- To be done: Tally the lines of the listing that contain the string "things". Give the number and nothing else.

- Dataset extract:

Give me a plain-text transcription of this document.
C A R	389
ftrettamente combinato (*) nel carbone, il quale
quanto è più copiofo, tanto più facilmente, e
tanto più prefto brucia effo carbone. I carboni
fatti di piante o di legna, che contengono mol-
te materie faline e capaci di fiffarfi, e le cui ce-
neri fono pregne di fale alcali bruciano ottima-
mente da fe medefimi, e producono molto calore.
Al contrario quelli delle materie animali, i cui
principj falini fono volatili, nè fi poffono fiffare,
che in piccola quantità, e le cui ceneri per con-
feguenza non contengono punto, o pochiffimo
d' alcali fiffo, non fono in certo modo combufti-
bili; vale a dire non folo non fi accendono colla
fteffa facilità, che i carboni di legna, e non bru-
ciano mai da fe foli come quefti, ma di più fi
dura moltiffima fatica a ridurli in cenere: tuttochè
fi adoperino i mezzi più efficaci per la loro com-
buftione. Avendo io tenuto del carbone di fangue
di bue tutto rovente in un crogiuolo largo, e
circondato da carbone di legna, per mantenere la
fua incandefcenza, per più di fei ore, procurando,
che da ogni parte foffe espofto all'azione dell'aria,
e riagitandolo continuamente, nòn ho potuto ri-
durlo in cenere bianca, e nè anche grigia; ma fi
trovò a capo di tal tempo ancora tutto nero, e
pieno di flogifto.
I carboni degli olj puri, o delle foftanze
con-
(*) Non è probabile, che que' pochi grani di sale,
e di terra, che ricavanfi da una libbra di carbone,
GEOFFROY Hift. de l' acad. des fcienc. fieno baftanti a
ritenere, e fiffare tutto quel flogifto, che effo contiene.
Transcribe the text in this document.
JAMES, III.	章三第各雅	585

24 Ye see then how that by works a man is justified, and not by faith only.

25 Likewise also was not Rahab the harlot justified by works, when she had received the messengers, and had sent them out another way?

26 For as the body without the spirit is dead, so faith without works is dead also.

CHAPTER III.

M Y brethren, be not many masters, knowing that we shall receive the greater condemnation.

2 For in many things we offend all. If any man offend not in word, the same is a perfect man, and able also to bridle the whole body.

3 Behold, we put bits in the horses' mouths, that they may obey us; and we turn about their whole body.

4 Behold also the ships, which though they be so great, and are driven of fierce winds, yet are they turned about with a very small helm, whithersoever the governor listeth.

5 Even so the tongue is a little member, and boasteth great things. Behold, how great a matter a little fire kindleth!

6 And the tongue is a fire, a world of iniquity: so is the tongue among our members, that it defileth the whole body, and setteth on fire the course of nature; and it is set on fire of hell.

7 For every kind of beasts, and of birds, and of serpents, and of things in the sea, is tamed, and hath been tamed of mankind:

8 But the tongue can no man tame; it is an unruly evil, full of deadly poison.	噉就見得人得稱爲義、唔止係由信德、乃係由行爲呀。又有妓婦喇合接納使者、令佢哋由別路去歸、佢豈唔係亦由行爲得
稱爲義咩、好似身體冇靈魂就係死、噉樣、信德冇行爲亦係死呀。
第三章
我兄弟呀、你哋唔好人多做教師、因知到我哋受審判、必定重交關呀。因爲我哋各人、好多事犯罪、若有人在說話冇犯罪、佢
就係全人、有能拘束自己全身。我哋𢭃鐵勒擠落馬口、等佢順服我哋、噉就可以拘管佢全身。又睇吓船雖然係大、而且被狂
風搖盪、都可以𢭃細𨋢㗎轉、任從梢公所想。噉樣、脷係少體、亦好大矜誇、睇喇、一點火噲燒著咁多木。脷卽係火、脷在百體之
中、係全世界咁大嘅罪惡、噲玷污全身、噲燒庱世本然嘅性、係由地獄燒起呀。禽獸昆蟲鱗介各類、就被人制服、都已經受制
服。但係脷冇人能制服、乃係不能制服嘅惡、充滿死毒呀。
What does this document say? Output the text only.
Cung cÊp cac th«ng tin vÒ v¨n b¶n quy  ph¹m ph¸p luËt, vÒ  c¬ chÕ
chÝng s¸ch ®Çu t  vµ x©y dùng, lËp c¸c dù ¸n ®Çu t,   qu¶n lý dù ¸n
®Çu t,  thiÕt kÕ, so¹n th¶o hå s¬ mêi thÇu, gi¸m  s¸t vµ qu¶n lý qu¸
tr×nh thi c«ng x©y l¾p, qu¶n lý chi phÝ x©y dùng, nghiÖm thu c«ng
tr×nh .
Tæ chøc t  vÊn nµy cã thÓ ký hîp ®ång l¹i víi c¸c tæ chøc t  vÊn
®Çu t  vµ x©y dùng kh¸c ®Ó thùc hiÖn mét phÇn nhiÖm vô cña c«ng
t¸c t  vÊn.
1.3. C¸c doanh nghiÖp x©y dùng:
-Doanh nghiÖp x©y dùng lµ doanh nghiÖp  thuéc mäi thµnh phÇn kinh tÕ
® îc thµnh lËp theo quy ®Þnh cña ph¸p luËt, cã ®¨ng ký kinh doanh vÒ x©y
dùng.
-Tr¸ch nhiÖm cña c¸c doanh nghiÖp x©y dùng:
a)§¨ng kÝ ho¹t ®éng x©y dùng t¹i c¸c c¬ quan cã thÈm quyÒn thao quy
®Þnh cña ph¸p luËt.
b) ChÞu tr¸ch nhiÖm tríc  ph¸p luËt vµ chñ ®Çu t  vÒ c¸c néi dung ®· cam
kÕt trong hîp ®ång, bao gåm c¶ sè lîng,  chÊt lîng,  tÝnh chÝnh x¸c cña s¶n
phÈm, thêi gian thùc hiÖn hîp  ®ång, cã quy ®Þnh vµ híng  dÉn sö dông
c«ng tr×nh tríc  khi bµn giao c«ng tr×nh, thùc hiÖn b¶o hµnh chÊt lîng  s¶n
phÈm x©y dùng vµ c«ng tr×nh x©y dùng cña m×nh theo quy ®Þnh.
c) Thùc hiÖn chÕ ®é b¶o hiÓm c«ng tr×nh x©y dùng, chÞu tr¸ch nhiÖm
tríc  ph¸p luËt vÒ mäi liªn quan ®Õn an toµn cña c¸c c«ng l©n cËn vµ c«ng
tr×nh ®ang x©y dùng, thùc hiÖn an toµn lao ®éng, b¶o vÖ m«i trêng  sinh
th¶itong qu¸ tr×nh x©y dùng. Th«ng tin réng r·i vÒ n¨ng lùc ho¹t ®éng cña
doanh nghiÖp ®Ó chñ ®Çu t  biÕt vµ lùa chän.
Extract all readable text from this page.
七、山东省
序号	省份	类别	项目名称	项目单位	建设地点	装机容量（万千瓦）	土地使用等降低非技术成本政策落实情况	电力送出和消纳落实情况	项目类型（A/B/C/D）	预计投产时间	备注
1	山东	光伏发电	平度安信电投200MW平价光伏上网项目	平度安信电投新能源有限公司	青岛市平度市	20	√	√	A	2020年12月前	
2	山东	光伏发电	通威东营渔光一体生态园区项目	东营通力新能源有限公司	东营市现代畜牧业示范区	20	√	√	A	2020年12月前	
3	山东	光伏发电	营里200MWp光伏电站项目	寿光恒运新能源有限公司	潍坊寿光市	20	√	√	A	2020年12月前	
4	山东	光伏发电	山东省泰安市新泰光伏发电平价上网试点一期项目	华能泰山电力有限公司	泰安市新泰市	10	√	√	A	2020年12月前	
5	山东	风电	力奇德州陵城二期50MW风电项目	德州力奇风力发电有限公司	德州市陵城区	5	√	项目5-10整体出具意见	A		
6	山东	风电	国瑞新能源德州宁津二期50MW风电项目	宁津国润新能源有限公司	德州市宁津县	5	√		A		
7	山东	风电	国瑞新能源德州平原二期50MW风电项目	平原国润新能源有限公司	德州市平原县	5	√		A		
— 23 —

- Exercise response: 3